_The data_
>>>

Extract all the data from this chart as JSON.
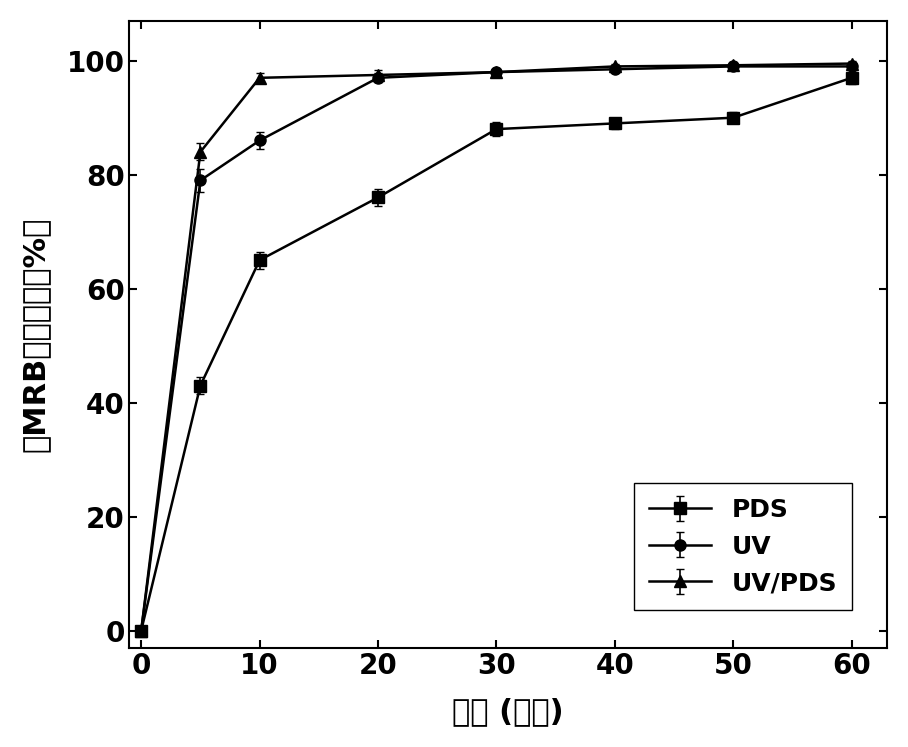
{
  "x": [
    0,
    5,
    10,
    20,
    30,
    40,
    50,
    60
  ],
  "PDS": [
    0,
    43,
    65,
    76,
    88,
    89,
    90,
    97
  ],
  "UV": [
    0,
    79,
    86,
    97,
    98,
    98.5,
    99,
    99
  ],
  "UV_PDS": [
    0,
    84,
    97,
    97.5,
    98,
    99,
    99.2,
    99.5
  ],
  "PDS_err": [
    0,
    1.5,
    1.5,
    1.5,
    1.2,
    1.0,
    1.0,
    1.0
  ],
  "UV_err": [
    0,
    2.0,
    1.5,
    0.8,
    0.5,
    0.5,
    0.5,
    0.5
  ],
  "UV_PDS_err": [
    0,
    1.5,
    0.8,
    0.8,
    0.5,
    0.5,
    0.5,
    0.5
  ],
  "xlabel": "时间 (分钟)",
  "ylabel": "对MRB的去除率（%）",
  "xlim": [
    -1,
    63
  ],
  "ylim": [
    -3,
    107
  ],
  "xticks": [
    0,
    10,
    20,
    30,
    40,
    50,
    60
  ],
  "yticks": [
    0,
    20,
    40,
    60,
    80,
    100
  ],
  "legend_labels": [
    "PDS",
    "UV",
    "UV/PDS"
  ],
  "color": "#000000",
  "linewidth": 1.8,
  "markersize": 8,
  "xlabel_fontsize": 22,
  "ylabel_fontsize": 22,
  "tick_fontsize": 20,
  "legend_fontsize": 18
}
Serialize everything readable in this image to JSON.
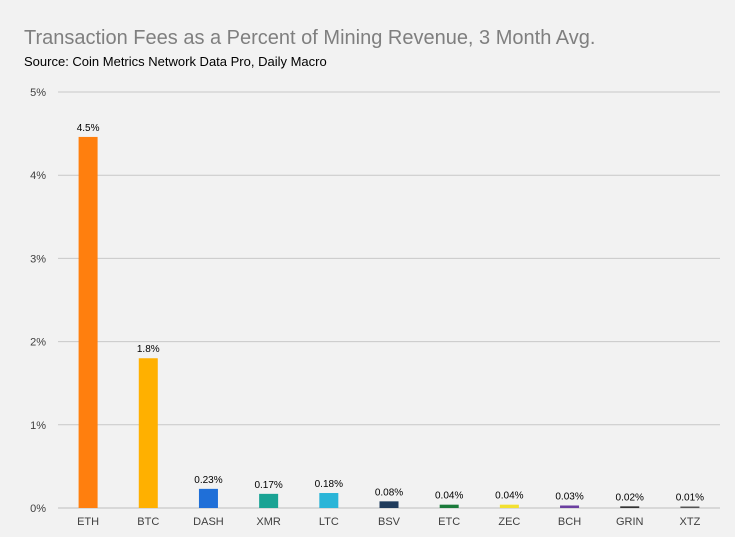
{
  "chart_data": {
    "type": "bar",
    "title": "Transaction Fees as a Percent of Mining Revenue, 3 Month Avg.",
    "subtitle": "Source: Coin Metrics Network Data Pro, Daily Macro",
    "xlabel": "",
    "ylabel": "",
    "ylim": [
      0,
      5
    ],
    "y_ticks": [
      "0%",
      "1%",
      "2%",
      "3%",
      "4%",
      "5%"
    ],
    "grid": true,
    "categories": [
      "ETH",
      "BTC",
      "DASH",
      "XMR",
      "LTC",
      "BSV",
      "ETC",
      "ZEC",
      "BCH",
      "GRIN",
      "XTZ"
    ],
    "values": [
      4.46,
      1.8,
      0.23,
      0.17,
      0.18,
      0.08,
      0.04,
      0.04,
      0.03,
      0.02,
      0.01
    ],
    "data_labels": [
      "4.5%",
      "1.8%",
      "0.23%",
      "0.17%",
      "0.18%",
      "0.08%",
      "0.04%",
      "0.04%",
      "0.03%",
      "0.02%",
      "0.01%"
    ],
    "colors": [
      "#ff7f0e",
      "#ffb000",
      "#1f6fd8",
      "#1aa394",
      "#2ab5d8",
      "#1f3b5c",
      "#1a7a3a",
      "#f2e030",
      "#6b3fa0",
      "#333333",
      "#555555"
    ]
  }
}
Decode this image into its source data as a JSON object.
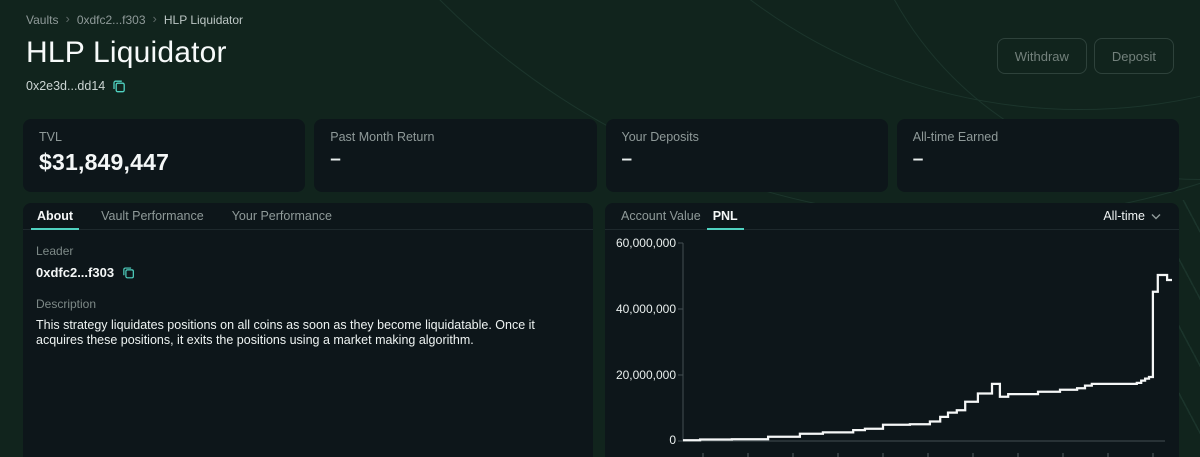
{
  "header": {
    "breadcrumb": {
      "items": [
        "Vaults",
        "0xdfc2...f303",
        "HLP Liquidator"
      ],
      "separator": "›"
    },
    "title": "HLP Liquidator",
    "vault_address": "0x2e3d...dd14",
    "withdraw_label": "Withdraw",
    "deposit_label": "Deposit"
  },
  "stats": [
    {
      "label": "TVL",
      "value": "$31,849,447"
    },
    {
      "label": "Past Month Return",
      "value": "–"
    },
    {
      "label": "Your Deposits",
      "value": "–"
    },
    {
      "label": "All-time Earned",
      "value": "–"
    }
  ],
  "about_panel": {
    "tabs": [
      {
        "label": "About"
      },
      {
        "label": "Vault Performance"
      },
      {
        "label": "Your Performance"
      }
    ],
    "leader_label": "Leader",
    "leader_address": "0xdfc2...f303",
    "description_label": "Description",
    "description_text": "This strategy liquidates positions on all coins as soon as they become liquidatable. Once it acquires these positions, it exits the positions using a market making algorithm."
  },
  "chart_panel": {
    "tabs": [
      {
        "label": "Account Value"
      },
      {
        "label": "PNL"
      }
    ],
    "range_selected": "All-time"
  },
  "chart_data": {
    "type": "line",
    "style": "step-after",
    "title": "PNL (All-time)",
    "legend": "none",
    "grid": false,
    "ylim": [
      0,
      60000000
    ],
    "yticks": [
      0,
      20000000,
      40000000,
      60000000
    ],
    "ytick_labels": [
      "0",
      "20,000,000",
      "40,000,000",
      "60,000,000"
    ],
    "line_color": "#f5f7f7",
    "points_note": "x is fraction of plot width (All-time axis), y is PNL in USD",
    "points": [
      [
        0.0,
        200000
      ],
      [
        0.035,
        450000
      ],
      [
        0.1,
        550000
      ],
      [
        0.174,
        1300000
      ],
      [
        0.239,
        2200000
      ],
      [
        0.286,
        2600000
      ],
      [
        0.348,
        3300000
      ],
      [
        0.372,
        3700000
      ],
      [
        0.409,
        4900000
      ],
      [
        0.464,
        5100000
      ],
      [
        0.505,
        5900000
      ],
      [
        0.526,
        7300000
      ],
      [
        0.542,
        8600000
      ],
      [
        0.56,
        9300000
      ],
      [
        0.577,
        11900000
      ],
      [
        0.603,
        14400000
      ],
      [
        0.632,
        17300000
      ],
      [
        0.648,
        13400000
      ],
      [
        0.665,
        14200000
      ],
      [
        0.726,
        14900000
      ],
      [
        0.771,
        15500000
      ],
      [
        0.806,
        16000000
      ],
      [
        0.822,
        16800000
      ],
      [
        0.836,
        17300000
      ],
      [
        0.928,
        17600000
      ],
      [
        0.937,
        18300000
      ],
      [
        0.945,
        18900000
      ],
      [
        0.953,
        19400000
      ],
      [
        0.961,
        45200000
      ],
      [
        0.971,
        50300000
      ],
      [
        0.99,
        48800000
      ],
      [
        1.0,
        48800000
      ]
    ]
  },
  "colors": {
    "page_bg": "#11241d",
    "panel_bg": "#0d161a",
    "accent_teal": "#50d2c1",
    "text_primary": "#f4f7f7",
    "text_muted": "#8f9a99",
    "axis": "#434e52",
    "chart_line": "#f5f7f7"
  }
}
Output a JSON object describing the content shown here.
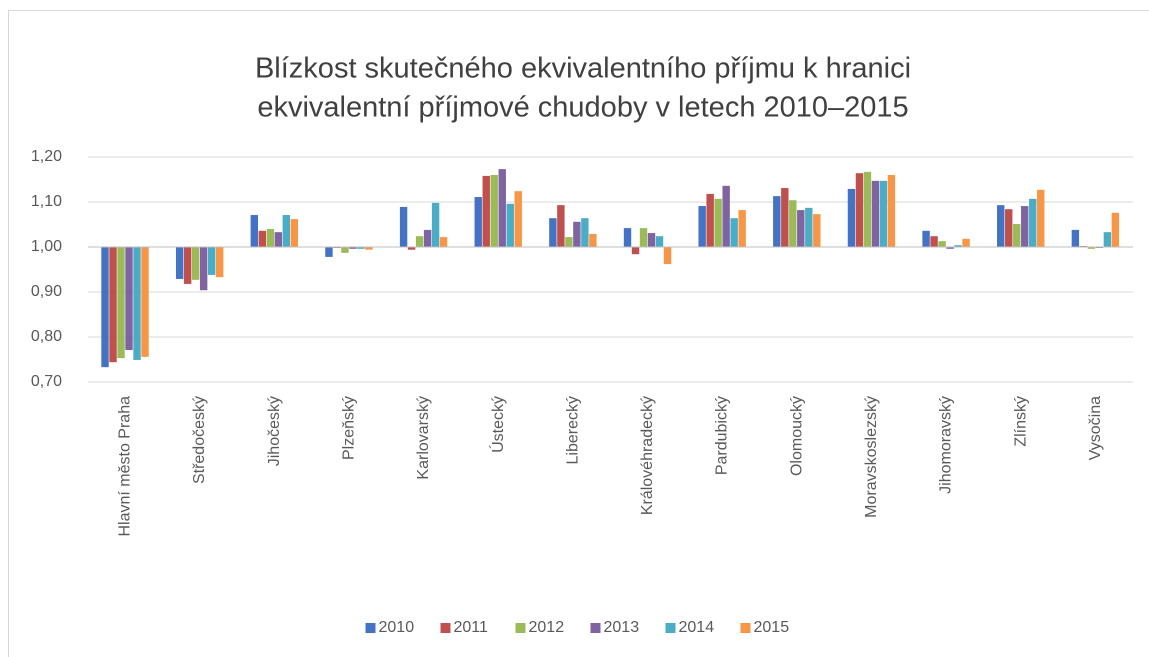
{
  "chart_data": {
    "type": "bar",
    "title": [
      "Blízkost skutečného ekvivalentního příjmu k hranici",
      "ekvivalentní příjmové chudoby v letech 2010–2015"
    ],
    "categories": [
      "Hlavní město Praha",
      "Středočeský",
      "Jihočeský",
      "Plzeňský",
      "Karlovarský",
      "Ústecký",
      "Liberecký",
      "Královéhradecký",
      "Pardubický",
      "Olomoucký",
      "Moravskoslezský",
      "Jihomoravský",
      "Zlínský",
      "Vysočina"
    ],
    "series": [
      {
        "name": "2010",
        "color": "#4472c4",
        "values": [
          0.733,
          0.929,
          1.071,
          0.978,
          1.089,
          1.111,
          1.064,
          1.042,
          1.091,
          1.113,
          1.129,
          1.036,
          1.093,
          1.038
        ]
      },
      {
        "name": "2011",
        "color": "#c0504d",
        "values": [
          0.744,
          0.918,
          1.036,
          0.998,
          0.994,
          1.158,
          1.093,
          0.984,
          1.118,
          1.131,
          1.164,
          1.024,
          1.084,
          1.002
        ]
      },
      {
        "name": "2012",
        "color": "#9bbb59",
        "values": [
          0.753,
          0.927,
          1.04,
          0.987,
          1.024,
          1.16,
          1.022,
          1.042,
          1.107,
          1.104,
          1.167,
          1.013,
          1.051,
          0.996
        ]
      },
      {
        "name": "2013",
        "color": "#8064a2",
        "values": [
          0.771,
          0.904,
          1.033,
          0.996,
          1.038,
          1.173,
          1.056,
          1.031,
          1.136,
          1.082,
          1.147,
          0.996,
          1.091,
          0.998
        ]
      },
      {
        "name": "2014",
        "color": "#4bacc6",
        "values": [
          0.749,
          0.938,
          1.071,
          0.996,
          1.098,
          1.096,
          1.064,
          1.024,
          1.064,
          1.087,
          1.147,
          1.004,
          1.107,
          1.033
        ]
      },
      {
        "name": "2015",
        "color": "#f79646",
        "values": [
          0.756,
          0.933,
          1.062,
          0.994,
          1.022,
          1.124,
          1.029,
          0.962,
          1.082,
          1.073,
          1.16,
          1.018,
          1.127,
          1.076
        ]
      }
    ],
    "ylim": [
      0.7,
      1.2
    ],
    "yticks": [
      {
        "value": 0.7,
        "label": "0,70"
      },
      {
        "value": 0.8,
        "label": "0,80"
      },
      {
        "value": 0.9,
        "label": "0,90"
      },
      {
        "value": 1.0,
        "label": "1,00"
      },
      {
        "value": 1.1,
        "label": "1,10"
      },
      {
        "value": 1.2,
        "label": "1,20"
      }
    ],
    "baseline": 1,
    "grid": true,
    "legend": "bottom"
  }
}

<<<

_Short problem_
Select all lines in the listing above where the word "Performance" appears, and show them.

_Task result_
        "label": "Vault Performance"
        "label": "Your Performance"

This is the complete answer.